* start Excerpt provided *

# Tsunami fundraiser at Japan bonsai( warning a lot of pictures)s



## bonsai dave (Apr 21, 2010)

Japan Bonsai in Surrey on 24 ave Held a fundraiser to help victims of the tsunami disaster. Here are pictures from today enjoy.


----------



## bonsai dave (Apr 21, 2010)




----------



## bonsai dave (Apr 21, 2010)




----------



## STANKYfish (Apr 21, 2011)

Thanks for sharing. You two are always out and about doing something fun


----------



## gklaw (May 31, 2010)

Very inspiring Dave - but I MUST NOT get into another hobby


----------



## Luke78 (Apr 24, 2010)

Dave,

Some great photos as usual.I would like to check this place out,some amazing trees out there(1000 years old wow!) but iam sure my 'empty wallet cannot handle what i throw at it! Spend all day in there! Hope the fund raiser went well!Thanks for sharing!


----------



## hotspike (Dec 1, 2010)

Love that eggplant!


----------



## Johnnyfishtanks (Apr 21, 2010)

I want the koi fish carving . its awesome


----------



## Stoogie (Apr 9, 2011)

Awesome bonsai! I remember last time I went to Japan Bonsai I spent almost two hours looking at his stock. He's got some beautiful stuff there.


----------



## hp10BII (Apr 23, 2010)

Excellent pics! Some of the rockwork is amazing!


----------



## dean9922 (Apr 21, 2010)

600 and 1000 year old trees....that's crazy...even older then me...lol


----------



## harrow (Aug 23, 2011)

Hey, Dave where do you think I can find a cheap bonsai, iv been looking into getting one


----------

* end Excerpt provided *

■ Goal 1: Echo the listing from its first line up to and including the line with "options-button[interactable]: Options bbox=[1412, 68, 1566, 112]", copying each line exactly.

* start Listed records *

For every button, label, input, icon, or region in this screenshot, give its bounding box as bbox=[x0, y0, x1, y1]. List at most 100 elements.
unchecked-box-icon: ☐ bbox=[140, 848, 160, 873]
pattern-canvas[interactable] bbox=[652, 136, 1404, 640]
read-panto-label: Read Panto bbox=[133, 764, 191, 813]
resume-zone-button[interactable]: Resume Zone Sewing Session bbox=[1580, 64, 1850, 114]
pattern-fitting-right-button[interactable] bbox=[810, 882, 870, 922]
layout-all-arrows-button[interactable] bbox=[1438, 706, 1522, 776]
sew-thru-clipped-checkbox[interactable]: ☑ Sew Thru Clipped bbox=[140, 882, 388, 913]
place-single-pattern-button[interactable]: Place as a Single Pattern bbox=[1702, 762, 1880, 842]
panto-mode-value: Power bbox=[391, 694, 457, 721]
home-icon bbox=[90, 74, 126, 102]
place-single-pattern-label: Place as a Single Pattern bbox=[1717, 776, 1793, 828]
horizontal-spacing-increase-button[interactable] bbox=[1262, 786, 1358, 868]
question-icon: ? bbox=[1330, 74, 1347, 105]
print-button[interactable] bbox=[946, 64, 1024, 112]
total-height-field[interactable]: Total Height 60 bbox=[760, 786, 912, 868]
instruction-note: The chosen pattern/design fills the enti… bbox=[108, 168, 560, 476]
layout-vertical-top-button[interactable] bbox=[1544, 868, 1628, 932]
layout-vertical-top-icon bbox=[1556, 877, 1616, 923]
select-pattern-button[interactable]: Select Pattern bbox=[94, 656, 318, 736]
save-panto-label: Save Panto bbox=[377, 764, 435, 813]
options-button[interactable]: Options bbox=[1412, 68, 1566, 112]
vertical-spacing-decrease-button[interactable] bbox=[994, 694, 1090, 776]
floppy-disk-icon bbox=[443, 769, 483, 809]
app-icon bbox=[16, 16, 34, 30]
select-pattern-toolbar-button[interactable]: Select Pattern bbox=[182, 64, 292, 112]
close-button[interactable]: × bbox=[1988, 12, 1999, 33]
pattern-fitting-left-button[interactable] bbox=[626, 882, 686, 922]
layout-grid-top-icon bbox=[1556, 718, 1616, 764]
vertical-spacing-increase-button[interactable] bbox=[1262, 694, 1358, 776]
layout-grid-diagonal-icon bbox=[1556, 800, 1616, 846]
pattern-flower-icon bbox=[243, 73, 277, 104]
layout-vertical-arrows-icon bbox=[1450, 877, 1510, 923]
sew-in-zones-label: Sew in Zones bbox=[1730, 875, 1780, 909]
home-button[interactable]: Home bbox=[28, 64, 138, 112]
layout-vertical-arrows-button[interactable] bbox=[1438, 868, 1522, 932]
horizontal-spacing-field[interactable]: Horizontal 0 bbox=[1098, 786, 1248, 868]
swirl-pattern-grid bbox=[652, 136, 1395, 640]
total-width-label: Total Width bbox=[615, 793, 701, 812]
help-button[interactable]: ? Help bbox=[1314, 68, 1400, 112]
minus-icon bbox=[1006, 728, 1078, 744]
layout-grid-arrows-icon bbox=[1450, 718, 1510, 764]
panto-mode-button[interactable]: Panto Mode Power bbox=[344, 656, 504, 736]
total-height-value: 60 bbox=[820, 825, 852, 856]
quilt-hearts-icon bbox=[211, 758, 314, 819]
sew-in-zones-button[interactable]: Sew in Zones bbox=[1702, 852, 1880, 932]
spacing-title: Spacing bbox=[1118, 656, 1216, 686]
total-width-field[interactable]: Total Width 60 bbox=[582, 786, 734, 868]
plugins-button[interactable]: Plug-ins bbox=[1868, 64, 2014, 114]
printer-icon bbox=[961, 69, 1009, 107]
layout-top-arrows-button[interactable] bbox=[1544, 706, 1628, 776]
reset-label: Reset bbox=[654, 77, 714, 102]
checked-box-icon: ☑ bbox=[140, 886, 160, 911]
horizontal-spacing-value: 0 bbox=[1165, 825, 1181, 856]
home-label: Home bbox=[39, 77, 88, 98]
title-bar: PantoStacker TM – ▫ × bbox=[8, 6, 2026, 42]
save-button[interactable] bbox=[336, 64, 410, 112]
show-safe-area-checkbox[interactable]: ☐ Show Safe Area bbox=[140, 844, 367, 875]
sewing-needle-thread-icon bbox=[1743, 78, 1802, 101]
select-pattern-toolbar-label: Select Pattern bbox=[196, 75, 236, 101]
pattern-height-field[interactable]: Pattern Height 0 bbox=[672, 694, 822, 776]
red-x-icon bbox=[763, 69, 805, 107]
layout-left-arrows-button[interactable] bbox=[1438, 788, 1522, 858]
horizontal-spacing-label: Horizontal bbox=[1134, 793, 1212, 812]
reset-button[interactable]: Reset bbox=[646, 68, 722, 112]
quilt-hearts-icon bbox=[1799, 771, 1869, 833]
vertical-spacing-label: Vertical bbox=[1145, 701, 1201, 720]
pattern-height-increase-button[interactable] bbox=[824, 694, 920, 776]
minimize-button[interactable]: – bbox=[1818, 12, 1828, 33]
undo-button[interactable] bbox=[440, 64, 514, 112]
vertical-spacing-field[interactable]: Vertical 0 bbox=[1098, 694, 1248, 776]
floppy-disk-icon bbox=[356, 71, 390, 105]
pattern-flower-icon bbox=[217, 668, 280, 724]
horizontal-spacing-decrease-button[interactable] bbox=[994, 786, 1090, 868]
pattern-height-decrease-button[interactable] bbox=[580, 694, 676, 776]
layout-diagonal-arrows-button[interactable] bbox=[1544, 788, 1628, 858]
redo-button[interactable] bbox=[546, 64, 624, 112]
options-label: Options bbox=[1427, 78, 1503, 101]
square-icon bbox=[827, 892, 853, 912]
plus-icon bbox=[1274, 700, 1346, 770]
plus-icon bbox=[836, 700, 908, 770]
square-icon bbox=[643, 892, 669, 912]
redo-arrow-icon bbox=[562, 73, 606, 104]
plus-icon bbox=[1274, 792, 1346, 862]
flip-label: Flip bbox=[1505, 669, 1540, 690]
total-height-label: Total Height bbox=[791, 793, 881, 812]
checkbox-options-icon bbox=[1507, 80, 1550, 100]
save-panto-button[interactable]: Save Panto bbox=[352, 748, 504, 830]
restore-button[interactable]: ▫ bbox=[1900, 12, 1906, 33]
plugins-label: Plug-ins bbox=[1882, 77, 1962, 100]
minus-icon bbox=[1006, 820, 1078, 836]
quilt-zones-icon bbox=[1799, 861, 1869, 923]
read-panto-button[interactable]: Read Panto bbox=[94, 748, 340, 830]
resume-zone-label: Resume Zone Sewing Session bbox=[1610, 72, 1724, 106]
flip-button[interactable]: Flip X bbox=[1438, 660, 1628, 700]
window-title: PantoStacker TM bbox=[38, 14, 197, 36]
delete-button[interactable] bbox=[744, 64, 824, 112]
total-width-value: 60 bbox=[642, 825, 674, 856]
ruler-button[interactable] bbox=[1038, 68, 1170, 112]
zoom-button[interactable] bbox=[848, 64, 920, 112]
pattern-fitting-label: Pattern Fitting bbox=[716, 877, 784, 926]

* end Listed records *

■ Goal 2: Duplicate the entire forum thread about the tsunami fundraiser at Japan Bonsai, word for word.

■ Solution 1:
For every button, label, input, icon, or region in this screenshot, give its bounding box as bbox=[x0, y0, x1, y1]. List at most 100 elements.
unchecked-box-icon: ☐ bbox=[140, 848, 160, 873]
pattern-canvas[interactable] bbox=[652, 136, 1404, 640]
read-panto-label: Read Panto bbox=[133, 764, 191, 813]
resume-zone-button[interactable]: Resume Zone Sewing Session bbox=[1580, 64, 1850, 114]
pattern-fitting-right-button[interactable] bbox=[810, 882, 870, 922]
layout-all-arrows-button[interactable] bbox=[1438, 706, 1522, 776]
sew-thru-clipped-checkbox[interactable]: ☑ Sew Thru Clipped bbox=[140, 882, 388, 913]
place-single-pattern-button[interactable]: Place as a Single Pattern bbox=[1702, 762, 1880, 842]
panto-mode-value: Power bbox=[391, 694, 457, 721]
home-icon bbox=[90, 74, 126, 102]
place-single-pattern-label: Place as a Single Pattern bbox=[1717, 776, 1793, 828]
horizontal-spacing-increase-button[interactable] bbox=[1262, 786, 1358, 868]
question-icon: ? bbox=[1330, 74, 1347, 105]
print-button[interactable] bbox=[946, 64, 1024, 112]
total-height-field[interactable]: Total Height 60 bbox=[760, 786, 912, 868]
instruction-note: The chosen pattern/design fills the enti… bbox=[108, 168, 560, 476]
layout-vertical-top-button[interactable] bbox=[1544, 868, 1628, 932]
layout-vertical-top-icon bbox=[1556, 877, 1616, 923]
select-pattern-button[interactable]: Select Pattern bbox=[94, 656, 318, 736]
save-panto-label: Save Panto bbox=[377, 764, 435, 813]
options-button[interactable]: Options bbox=[1412, 68, 1566, 112]

■ Solution 2:
# Tsunami fundraiser at Japan bonsai( warning a lot of pictures)s



## bonsai dave (Apr 21, 2010)

Japan Bonsai in Surrey on 24 ave Held a fundraiser to help victims of the tsunami disaster. Here are pictures from today enjoy.


----------



## bonsai dave (Apr 21, 2010)




----------



## bonsai dave (Apr 21, 2010)




----------



## STANKYfish (Apr 21, 2011)

Thanks for sharing. You two are always out and about doing something fun


----------



## gklaw (May 31, 2010)

Very inspiring Dave - but I MUST NOT get into another hobby


----------



## Luke78 (Apr 24, 2010)

Dave,

Some great photos as usual.I would like to check this place out,some amazing trees out there(1000 years old wow!) but iam sure my 'empty wallet cannot handle what i throw at it! Spend all day in there! Hope the fund raiser went well!Thanks for sharing!


----------



## hotspike (Dec 1, 2010)

Love that eggplant!


----------



## Johnnyfishtanks (Apr 21, 2010)

I want the koi fish carving . its awesome


----------



## Stoogie (Apr 9, 2011)

Awesome bonsai! I remember last time I went to Japan Bonsai I spent almost two hours looking at his stock. He's got some beautiful stuff there.


----------



## hp10BII (Apr 23, 2010)

Excellent pics! Some of the rockwork is amazing!


----------



## dean9922 (Apr 21, 2010)

600 and 1000 year old trees....that's crazy...even older then me...lol


----------



## harrow (Aug 23, 2011)

Hey, Dave where do you think I can find a cheap bonsai, iv been looking into getting one


----------